▸ Task to carry out
Transcribe the entries below exactly; leave every image out.

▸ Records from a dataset
»»

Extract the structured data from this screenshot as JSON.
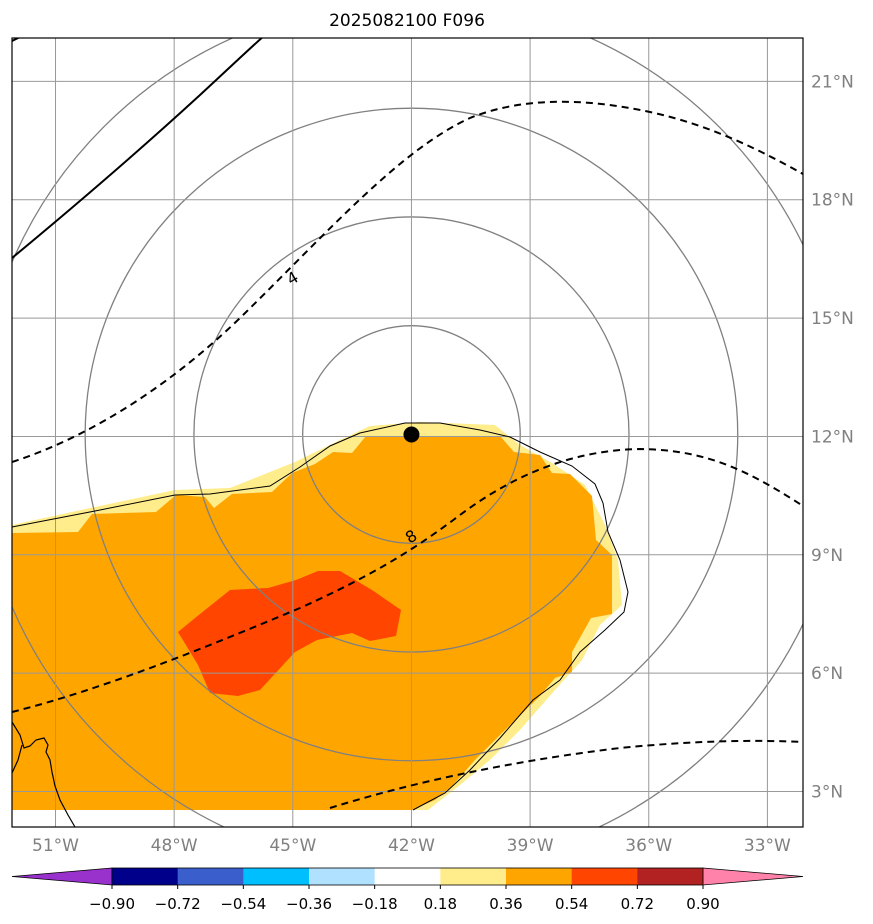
{
  "title": "2025082100 F096",
  "map": {
    "lon_range": [
      -52.1,
      -32.1
    ],
    "lat_range": [
      2.1,
      22.1
    ],
    "center_marker": {
      "lon": -42.0,
      "lat": 12.05
    },
    "range_rings_degrees": [
      2.75,
      5.5,
      8.25,
      11.0
    ],
    "lon_ticks": [
      {
        "value": -51,
        "label": "51°W"
      },
      {
        "value": -48,
        "label": "48°W"
      },
      {
        "value": -45,
        "label": "45°W"
      },
      {
        "value": -42,
        "label": "42°W"
      },
      {
        "value": -39,
        "label": "39°W"
      },
      {
        "value": -36,
        "label": "36°W"
      },
      {
        "value": -33,
        "label": "33°W"
      }
    ],
    "lat_ticks": [
      {
        "value": 3,
        "label": "3°N"
      },
      {
        "value": 6,
        "label": "6°N"
      },
      {
        "value": 9,
        "label": "9°N"
      },
      {
        "value": 12,
        "label": "12°N"
      },
      {
        "value": 15,
        "label": "15°N"
      },
      {
        "value": 18,
        "label": "18°N"
      },
      {
        "value": 21,
        "label": "21°N"
      }
    ],
    "contour_labels": [
      {
        "text": "4",
        "lon": -45.0,
        "lat": 16.0
      },
      {
        "text": "8",
        "lon": -42.0,
        "lat": 9.45
      }
    ]
  },
  "colorbar": {
    "levels": [
      -0.9,
      -0.72,
      -0.54,
      -0.36,
      -0.18,
      0.18,
      0.36,
      0.54,
      0.72,
      0.9
    ],
    "tick_labels": [
      "−0.90",
      "−0.72",
      "−0.54",
      "−0.36",
      "−0.18",
      "0.18",
      "0.36",
      "0.54",
      "0.72",
      "0.90"
    ],
    "colors": [
      "#9932cc",
      "#00008b",
      "#3a5fcd",
      "#00bfff",
      "#b0e2ff",
      "#ffffff",
      "#ffec8b",
      "#ffa500",
      "#ff4500",
      "#b22222",
      "#ff82ab"
    ]
  },
  "field_colors": {
    "light": "#ffec8b",
    "orange": "#ffa500",
    "red": "#ff4500"
  }
}
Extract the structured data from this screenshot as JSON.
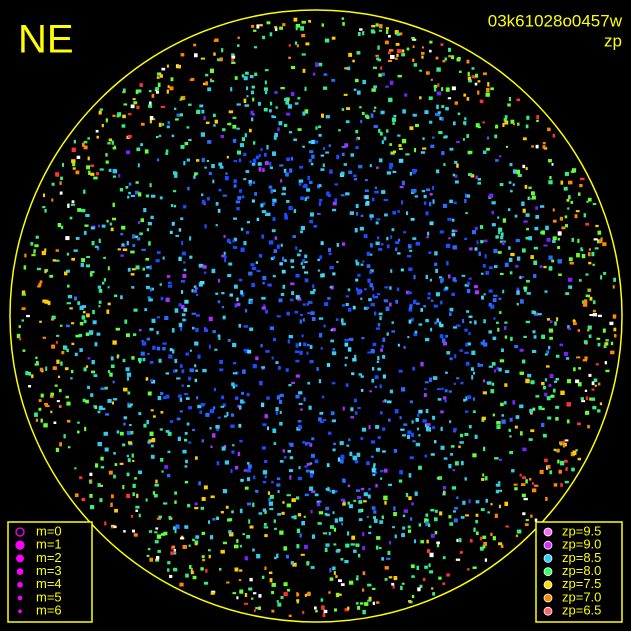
{
  "header": {
    "label": "NE",
    "id": "03k61028o0457w",
    "mode": "zp"
  },
  "legend_m": [
    "m=0",
    "m=1",
    "m=2",
    "m=3",
    "m=4",
    "m=5",
    "m=6"
  ],
  "legend_zp": [
    {
      "label": "zp=9.5",
      "color": "#ff66ff"
    },
    {
      "label": "zp=9.0",
      "color": "#cc33ff"
    },
    {
      "label": "zp=8.5",
      "color": "#33ccff"
    },
    {
      "label": "zp=8.0",
      "color": "#33ff66"
    },
    {
      "label": "zp=7.5",
      "color": "#ffdd00"
    },
    {
      "label": "zp=7.0",
      "color": "#ff8800"
    },
    {
      "label": "zp=6.5",
      "color": "#ff6666"
    }
  ]
}
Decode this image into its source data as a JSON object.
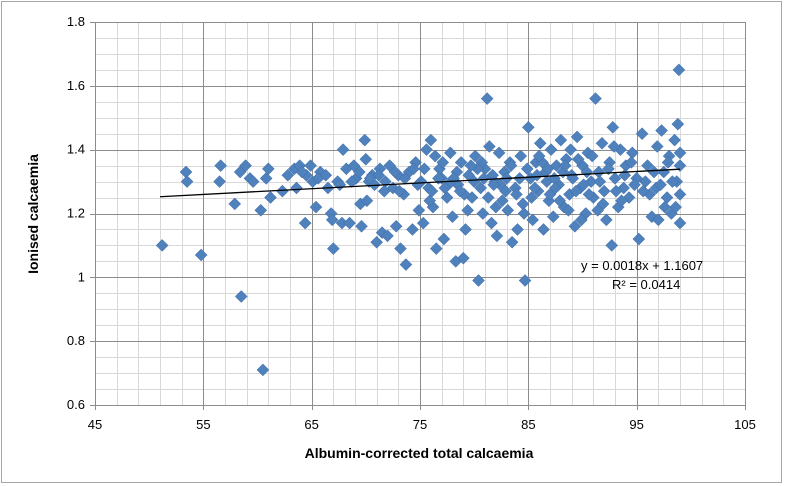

««

▸ Reply to the task
Extract the structured data from this screenshot as JSON.
{
  "title": "2025082100 F096",
  "map": {
    "lon_range": [
      -52.1,
      -32.1
    ],
    "lat_range": [
      2.1,
      22.1
    ],
    "center_marker": {
      "lon": -42.0,
      "lat": 12.05
    },
    "range_rings_degrees": [
      2.75,
      5.5,
      8.25,
      11.0
    ],
    "lon_ticks": [
      {
        "value": -51,
        "label": "51°W"
      },
      {
        "value": -48,
        "label": "48°W"
      },
      {
        "value": -45,
        "label": "45°W"
      },
      {
        "value": -42,
        "label": "42°W"
      },
      {
        "value": -39,
        "label": "39°W"
      },
      {
        "value": -36,
        "label": "36°W"
      },
      {
        "value": -33,
        "label": "33°W"
      }
    ],
    "lat_ticks": [
      {
        "value": 3,
        "label": "3°N"
      },
      {
        "value": 6,
        "label": "6°N"
      },
      {
        "value": 9,
        "label": "9°N"
      },
      {
        "value": 12,
        "label": "12°N"
      },
      {
        "value": 15,
        "label": "15°N"
      },
      {
        "value": 18,
        "label": "18°N"
      },
      {
        "value": 21,
        "label": "21°N"
      }
    ],
    "contour_labels": [
      {
        "text": "4",
        "lon": -45.0,
        "lat": 16.0
      },
      {
        "text": "8",
        "lon": -42.0,
        "lat": 9.45
      }
    ]
  },
  "colorbar": {
    "levels": [
      -0.9,
      -0.72,
      -0.54,
      -0.36,
      -0.18,
      0.18,
      0.36,
      0.54,
      0.72,
      0.9
    ],
    "tick_labels": [
      "−0.90",
      "−0.72",
      "−0.54",
      "−0.36",
      "−0.18",
      "0.18",
      "0.36",
      "0.54",
      "0.72",
      "0.90"
    ],
    "colors": [
      "#9932cc",
      "#00008b",
      "#3a5fcd",
      "#00bfff",
      "#b0e2ff",
      "#ffffff",
      "#ffec8b",
      "#ffa500",
      "#ff4500",
      "#b22222",
      "#ff82ab"
    ]
  },
  "field_colors": {
    "light": "#ffec8b",
    "orange": "#ffa500",
    "red": "#ff4500"
  }
}
Extract the structured data from this screenshot as JSON.
{
  "header": {
    "label": "NE",
    "id": "03k61028o0457w",
    "mode": "zp"
  },
  "legend_m": [
    "m=0",
    "m=1",
    "m=2",
    "m=3",
    "m=4",
    "m=5",
    "m=6"
  ],
  "legend_zp": [
    {
      "label": "zp=9.5",
      "color": "#ff66ff"
    },
    {
      "label": "zp=9.0",
      "color": "#cc33ff"
    },
    {
      "label": "zp=8.5",
      "color": "#33ccff"
    },
    {
      "label": "zp=8.0",
      "color": "#33ff66"
    },
    {
      "label": "zp=7.5",
      "color": "#ffdd00"
    },
    {
      "label": "zp=7.0",
      "color": "#ff8800"
    },
    {
      "label": "zp=6.5",
      "color": "#ff6666"
    }
  ]
}
Decode this image into its source data as a JSON object.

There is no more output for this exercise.